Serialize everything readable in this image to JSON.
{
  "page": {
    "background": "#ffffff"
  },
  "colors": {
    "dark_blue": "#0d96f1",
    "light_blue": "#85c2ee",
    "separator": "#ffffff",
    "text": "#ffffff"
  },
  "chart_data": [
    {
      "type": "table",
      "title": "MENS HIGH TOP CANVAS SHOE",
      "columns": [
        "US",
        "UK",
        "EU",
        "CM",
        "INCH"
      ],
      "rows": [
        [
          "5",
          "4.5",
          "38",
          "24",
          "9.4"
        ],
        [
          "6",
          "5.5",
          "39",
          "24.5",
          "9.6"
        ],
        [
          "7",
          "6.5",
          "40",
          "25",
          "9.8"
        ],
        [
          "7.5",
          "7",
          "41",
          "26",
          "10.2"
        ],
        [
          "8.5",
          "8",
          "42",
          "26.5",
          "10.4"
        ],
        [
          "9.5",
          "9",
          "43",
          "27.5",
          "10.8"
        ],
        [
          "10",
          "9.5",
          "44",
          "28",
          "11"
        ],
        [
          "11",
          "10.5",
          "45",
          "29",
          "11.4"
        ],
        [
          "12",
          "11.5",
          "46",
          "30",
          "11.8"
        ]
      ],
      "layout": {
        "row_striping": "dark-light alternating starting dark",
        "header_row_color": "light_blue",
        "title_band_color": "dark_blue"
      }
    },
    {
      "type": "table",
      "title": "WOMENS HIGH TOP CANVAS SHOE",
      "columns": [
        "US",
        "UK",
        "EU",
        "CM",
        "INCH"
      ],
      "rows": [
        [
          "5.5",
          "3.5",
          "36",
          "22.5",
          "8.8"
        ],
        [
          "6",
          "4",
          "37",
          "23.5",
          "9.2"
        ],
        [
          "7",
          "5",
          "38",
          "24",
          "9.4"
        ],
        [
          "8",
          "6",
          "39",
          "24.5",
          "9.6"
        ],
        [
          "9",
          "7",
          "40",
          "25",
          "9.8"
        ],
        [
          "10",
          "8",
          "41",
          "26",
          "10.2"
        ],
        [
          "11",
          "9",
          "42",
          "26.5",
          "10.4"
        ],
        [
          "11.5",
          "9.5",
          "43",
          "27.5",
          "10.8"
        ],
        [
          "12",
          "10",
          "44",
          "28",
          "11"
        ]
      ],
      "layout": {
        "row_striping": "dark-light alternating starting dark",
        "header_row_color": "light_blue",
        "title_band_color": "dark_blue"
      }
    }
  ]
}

============================================================

**WORK TO COMPLETE**
In the lines above, locate the string "HIGH". Copy every line where it occurs.

**SOLUTION TO THE EXERCISE**
      "title": "MENS HIGH TOP CANVAS SHOE",
      "title": "WOMENS HIGH TOP CANVAS SHOE",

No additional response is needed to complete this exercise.